§ **原文資料**
:::::

日程:2020年2月1日(土)~2日(日) 前夜発一泊二日
天候:両日とも
形態:テント泊冬季アルパイン
同行:ヒロイ(我が社の山岳部)
例年、一月最初の連休から冬山スタートとなる自分だが、今季は12月からのフリーの宿題(湯河原幕岩「コンケスタドール」)に丸々2か月を費やしてしまい(^^;)、ようやくこれが2020年の山始め。
まずは久々のアイゼン慣らしということで、八ヶ岳定番のアルパインへ。
金曜夜に愛車フリード+で美濃戸口入り。シートをフルフラットにし、車中泊で朝を待つ。
一日目 美濃戸口7:40-行者小屋テン場11:20~12:30-赤岳主稜・取付き13:00-赤岳山頂16:10~20-行者小屋テン場17:30
朝5時起きを約束していたが、二人とも爆睡。目が覚めた時には6時をとうに過ぎていた。
そそくさと朝食、そして身支度を整え、歩き出す。
昨年同様、今年も雪は少なめ。特にアイスは氷が発達せず非常に厳しい状況と聞いていたが、山道に入るとそこそこ雪はある。
それほどガツガツと急ぐわけでもないが、普段けっこう強い弟子は本日やや遅れ気味。
お互い、秋からはもっぱら岩が中心なので、久々の重荷(といってもせいぜい15kg未満)はやはりシンドい。
他の登山者に抜かれ抜きつつ、行者小屋のテン場へ。
南沢の登山道の昨秋の台風の影響か、従来の沢沿いからかなり高い位置に付け替えられていた。地元の関係者の方々に感謝である。

:::::

収集したデータ項目:
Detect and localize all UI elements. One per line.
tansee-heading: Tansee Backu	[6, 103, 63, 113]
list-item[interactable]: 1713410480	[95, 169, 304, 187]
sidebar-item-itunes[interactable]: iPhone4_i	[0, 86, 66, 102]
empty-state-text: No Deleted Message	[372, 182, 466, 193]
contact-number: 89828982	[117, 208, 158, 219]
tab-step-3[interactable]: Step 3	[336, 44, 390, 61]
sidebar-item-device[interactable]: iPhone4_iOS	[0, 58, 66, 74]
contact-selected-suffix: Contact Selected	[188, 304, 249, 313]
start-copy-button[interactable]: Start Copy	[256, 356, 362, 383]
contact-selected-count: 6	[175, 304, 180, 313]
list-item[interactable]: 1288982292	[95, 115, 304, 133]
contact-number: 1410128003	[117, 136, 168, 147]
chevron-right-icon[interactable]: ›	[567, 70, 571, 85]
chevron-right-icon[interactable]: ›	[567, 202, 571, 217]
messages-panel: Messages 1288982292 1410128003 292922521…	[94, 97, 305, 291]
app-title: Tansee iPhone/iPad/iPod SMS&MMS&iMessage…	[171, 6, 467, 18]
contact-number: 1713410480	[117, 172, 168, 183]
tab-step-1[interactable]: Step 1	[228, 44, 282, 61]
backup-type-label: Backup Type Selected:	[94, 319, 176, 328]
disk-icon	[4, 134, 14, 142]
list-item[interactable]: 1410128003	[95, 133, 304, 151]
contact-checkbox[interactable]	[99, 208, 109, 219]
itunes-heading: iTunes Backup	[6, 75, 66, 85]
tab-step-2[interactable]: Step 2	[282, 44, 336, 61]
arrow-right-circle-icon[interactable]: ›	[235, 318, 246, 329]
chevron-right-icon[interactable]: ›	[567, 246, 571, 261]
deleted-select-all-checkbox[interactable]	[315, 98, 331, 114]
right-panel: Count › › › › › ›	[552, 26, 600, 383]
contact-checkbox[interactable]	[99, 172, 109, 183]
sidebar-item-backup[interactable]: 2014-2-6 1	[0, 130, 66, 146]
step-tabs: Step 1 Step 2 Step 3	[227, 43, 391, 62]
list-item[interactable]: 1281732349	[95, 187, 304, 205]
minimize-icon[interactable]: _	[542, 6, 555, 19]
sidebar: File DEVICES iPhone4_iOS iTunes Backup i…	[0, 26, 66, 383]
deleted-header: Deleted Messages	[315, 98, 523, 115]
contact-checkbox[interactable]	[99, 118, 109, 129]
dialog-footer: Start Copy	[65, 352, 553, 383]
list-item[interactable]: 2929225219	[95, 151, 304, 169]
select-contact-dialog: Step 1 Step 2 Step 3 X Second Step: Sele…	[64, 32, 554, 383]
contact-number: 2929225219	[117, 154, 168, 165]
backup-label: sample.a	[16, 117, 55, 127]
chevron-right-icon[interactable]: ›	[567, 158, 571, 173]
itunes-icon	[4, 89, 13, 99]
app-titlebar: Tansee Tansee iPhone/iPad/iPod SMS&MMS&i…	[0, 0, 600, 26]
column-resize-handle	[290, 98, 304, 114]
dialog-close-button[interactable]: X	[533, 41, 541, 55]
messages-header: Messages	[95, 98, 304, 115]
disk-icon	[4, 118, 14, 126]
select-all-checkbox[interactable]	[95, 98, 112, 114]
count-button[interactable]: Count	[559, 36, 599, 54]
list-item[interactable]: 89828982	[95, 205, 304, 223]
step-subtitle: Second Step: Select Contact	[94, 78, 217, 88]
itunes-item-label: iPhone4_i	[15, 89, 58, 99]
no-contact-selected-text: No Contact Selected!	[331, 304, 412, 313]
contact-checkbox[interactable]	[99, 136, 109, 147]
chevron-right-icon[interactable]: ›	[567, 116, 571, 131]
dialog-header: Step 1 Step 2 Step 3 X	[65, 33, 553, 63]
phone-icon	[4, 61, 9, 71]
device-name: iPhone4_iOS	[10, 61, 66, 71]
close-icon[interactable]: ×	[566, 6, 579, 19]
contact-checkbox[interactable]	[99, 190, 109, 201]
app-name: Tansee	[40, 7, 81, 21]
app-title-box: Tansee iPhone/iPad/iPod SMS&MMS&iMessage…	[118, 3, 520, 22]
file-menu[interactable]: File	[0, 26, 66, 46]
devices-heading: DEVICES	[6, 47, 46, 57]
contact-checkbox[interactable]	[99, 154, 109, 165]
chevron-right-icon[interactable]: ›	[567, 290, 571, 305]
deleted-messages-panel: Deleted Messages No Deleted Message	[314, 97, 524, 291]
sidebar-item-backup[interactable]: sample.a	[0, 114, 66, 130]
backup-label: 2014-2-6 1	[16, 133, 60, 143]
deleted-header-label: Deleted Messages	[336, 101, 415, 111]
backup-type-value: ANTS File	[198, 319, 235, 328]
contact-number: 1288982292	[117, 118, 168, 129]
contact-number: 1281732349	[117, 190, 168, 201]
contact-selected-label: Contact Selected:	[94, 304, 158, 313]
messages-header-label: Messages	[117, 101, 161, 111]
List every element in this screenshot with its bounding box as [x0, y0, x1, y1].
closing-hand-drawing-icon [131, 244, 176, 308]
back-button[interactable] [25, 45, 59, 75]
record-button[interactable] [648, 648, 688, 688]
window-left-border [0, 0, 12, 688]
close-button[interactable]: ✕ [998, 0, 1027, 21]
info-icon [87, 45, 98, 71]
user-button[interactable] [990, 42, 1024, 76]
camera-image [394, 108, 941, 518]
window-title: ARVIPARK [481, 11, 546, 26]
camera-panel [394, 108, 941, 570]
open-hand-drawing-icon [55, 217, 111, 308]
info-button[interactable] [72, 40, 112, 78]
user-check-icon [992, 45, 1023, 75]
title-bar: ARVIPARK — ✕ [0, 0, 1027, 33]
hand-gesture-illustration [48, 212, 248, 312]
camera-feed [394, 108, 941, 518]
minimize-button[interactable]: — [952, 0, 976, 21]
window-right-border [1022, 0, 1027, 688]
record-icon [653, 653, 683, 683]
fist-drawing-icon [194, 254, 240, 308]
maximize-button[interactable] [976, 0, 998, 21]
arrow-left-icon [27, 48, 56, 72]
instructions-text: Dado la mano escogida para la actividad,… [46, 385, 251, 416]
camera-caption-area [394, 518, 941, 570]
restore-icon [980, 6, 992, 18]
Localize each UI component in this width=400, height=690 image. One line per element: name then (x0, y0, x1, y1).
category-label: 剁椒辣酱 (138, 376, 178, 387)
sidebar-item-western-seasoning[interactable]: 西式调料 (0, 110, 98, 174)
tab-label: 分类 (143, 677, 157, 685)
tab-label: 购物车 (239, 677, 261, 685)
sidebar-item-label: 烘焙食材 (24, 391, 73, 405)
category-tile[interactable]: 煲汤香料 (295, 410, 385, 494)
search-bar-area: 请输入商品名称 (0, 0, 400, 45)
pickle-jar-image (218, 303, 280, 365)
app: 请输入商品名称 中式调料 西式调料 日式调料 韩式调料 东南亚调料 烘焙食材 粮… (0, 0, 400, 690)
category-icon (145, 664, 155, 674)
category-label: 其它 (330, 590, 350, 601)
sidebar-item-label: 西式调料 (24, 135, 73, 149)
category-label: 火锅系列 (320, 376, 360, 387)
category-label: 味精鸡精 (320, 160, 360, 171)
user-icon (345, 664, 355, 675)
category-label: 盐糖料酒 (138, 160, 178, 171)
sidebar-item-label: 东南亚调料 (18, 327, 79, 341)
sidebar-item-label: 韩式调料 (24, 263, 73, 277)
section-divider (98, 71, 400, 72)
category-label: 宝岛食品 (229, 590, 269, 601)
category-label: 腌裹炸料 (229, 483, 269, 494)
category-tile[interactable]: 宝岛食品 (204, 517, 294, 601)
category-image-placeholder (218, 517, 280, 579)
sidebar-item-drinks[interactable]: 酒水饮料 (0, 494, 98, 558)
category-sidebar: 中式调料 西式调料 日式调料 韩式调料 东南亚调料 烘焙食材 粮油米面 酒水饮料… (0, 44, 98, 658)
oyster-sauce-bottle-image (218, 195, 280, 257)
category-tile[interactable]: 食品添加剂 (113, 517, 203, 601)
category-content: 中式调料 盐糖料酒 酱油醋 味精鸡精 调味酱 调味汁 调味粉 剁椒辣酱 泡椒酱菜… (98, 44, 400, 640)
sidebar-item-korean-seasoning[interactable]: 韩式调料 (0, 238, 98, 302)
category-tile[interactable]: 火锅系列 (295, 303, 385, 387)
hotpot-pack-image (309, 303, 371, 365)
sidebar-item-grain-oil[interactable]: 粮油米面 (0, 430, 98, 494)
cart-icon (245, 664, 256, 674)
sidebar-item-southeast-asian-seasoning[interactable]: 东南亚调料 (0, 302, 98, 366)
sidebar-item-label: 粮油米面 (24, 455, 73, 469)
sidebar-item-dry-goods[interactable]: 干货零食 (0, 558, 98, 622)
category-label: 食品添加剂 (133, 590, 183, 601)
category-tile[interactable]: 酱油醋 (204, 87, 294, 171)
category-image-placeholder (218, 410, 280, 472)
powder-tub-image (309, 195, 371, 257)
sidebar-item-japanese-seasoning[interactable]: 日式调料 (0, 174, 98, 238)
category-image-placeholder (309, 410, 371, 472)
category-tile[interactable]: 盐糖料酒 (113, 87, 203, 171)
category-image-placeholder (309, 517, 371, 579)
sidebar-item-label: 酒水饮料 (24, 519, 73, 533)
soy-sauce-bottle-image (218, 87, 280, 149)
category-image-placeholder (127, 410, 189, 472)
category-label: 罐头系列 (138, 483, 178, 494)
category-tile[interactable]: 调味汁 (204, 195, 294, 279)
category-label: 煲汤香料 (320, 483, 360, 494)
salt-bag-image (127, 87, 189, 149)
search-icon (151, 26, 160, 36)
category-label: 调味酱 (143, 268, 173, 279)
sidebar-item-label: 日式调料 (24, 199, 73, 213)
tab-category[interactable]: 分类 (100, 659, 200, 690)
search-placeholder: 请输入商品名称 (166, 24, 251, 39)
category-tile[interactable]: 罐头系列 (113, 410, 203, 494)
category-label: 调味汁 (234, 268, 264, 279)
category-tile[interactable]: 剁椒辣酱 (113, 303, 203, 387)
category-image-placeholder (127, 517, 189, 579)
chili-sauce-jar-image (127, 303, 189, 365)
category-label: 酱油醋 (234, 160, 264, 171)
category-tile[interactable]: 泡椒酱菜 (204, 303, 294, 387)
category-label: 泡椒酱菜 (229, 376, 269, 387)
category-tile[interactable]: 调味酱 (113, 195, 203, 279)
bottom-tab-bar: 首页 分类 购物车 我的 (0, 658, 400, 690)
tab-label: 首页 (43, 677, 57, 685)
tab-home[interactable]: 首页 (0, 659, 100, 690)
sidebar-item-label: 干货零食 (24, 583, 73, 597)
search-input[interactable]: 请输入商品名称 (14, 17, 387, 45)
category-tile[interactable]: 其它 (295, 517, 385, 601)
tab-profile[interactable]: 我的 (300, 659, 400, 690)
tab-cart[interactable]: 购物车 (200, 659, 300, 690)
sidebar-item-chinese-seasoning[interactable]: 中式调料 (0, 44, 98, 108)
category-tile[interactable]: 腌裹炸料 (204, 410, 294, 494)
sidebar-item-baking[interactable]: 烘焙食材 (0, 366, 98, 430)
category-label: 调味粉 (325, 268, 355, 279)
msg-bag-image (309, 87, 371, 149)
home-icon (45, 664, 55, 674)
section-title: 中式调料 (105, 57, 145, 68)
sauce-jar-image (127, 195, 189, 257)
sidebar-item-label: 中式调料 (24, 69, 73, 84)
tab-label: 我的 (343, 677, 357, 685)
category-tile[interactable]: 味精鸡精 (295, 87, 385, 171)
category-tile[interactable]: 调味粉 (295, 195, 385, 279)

:::::

§ **課題 A**
山行記の「金曜夜に愛車フリード+で美濃」から「kg未満)はやはりシンドい。」までの部分を、一字も変えずに書き写す。
§ **課題 B**
山行記について、次の問いに答える。
(i) 金曜夜、美濃戸口へは何で入ったか。
(ii) 一日目に赤岳山頂に着いた時刻は何時何分か。
(iii) 久々の重荷は、せいぜい何kg未満とされているか。
記録はこの山行記とは関係がない。

§ **出力全文 A**
金曜夜に愛車フリード+で美濃戸口入り。シートをフルフラットにし、車中泊で朝を待つ。
一日目 美濃戸口7:40-行者小屋テン場11:20~12:30-赤岳主稜・取付き13:00-赤岳山頂16:10~20-行者小屋テン場17:30
朝5時起きを約束していたが、二人とも爆睡。目が覚めた時には6時をとうに過ぎていた。
そそくさと朝食、そして身支度を整え、歩き出す。
昨年同様、今年も雪は少なめ。特にアイスは氷が発達せず非常に厳しい状況と聞いていたが、山道に入るとそこそこ雪はある。
それほどガツガツと急ぐわけでもないが、普段けっこう強い弟子は本日やや遅れ気味。
お互い、秋からはもっぱら岩が中心なので、久々の重荷(といってもせいぜい15kg未満)はやはりシンドい。

§ **出力全文 B**
(i) 愛車フリード+
(ii) 16時10分
(iii) 15kg未満